Description of the task.
Extract all lines that hold "title" from the records below.

☆ ☆ ☆

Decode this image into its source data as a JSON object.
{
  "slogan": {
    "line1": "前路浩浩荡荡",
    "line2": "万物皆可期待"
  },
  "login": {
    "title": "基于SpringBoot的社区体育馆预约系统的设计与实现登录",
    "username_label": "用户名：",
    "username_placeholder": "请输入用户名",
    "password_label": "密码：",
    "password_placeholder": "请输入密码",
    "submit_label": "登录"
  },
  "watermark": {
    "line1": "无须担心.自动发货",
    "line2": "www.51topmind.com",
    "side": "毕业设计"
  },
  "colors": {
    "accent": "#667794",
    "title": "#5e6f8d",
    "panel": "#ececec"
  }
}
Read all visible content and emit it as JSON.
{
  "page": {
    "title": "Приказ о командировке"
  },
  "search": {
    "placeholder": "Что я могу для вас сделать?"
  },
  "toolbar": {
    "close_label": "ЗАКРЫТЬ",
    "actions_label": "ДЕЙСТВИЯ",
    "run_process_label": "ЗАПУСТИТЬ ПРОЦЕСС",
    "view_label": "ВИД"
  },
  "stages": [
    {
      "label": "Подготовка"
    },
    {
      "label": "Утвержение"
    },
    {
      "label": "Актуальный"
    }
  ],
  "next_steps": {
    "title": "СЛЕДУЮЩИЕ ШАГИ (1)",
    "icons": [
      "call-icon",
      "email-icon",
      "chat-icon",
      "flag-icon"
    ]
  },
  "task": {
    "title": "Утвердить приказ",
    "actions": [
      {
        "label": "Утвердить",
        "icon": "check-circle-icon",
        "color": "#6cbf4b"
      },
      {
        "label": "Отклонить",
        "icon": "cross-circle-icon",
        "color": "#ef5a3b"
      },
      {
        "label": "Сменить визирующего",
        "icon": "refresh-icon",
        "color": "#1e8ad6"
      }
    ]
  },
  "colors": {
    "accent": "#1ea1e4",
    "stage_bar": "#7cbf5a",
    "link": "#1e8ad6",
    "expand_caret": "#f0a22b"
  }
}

☆ ☆ ☆

The response.
    "title": "基于SpringBoot的社区体育馆预约系统的设计与实现登录",
    "title": "#5e6f8d",
    "title": "Приказ о командировке"
    "title": "СЛЕДУЮЩИЕ ШАГИ (1)",
    "title": "Утвердить приказ",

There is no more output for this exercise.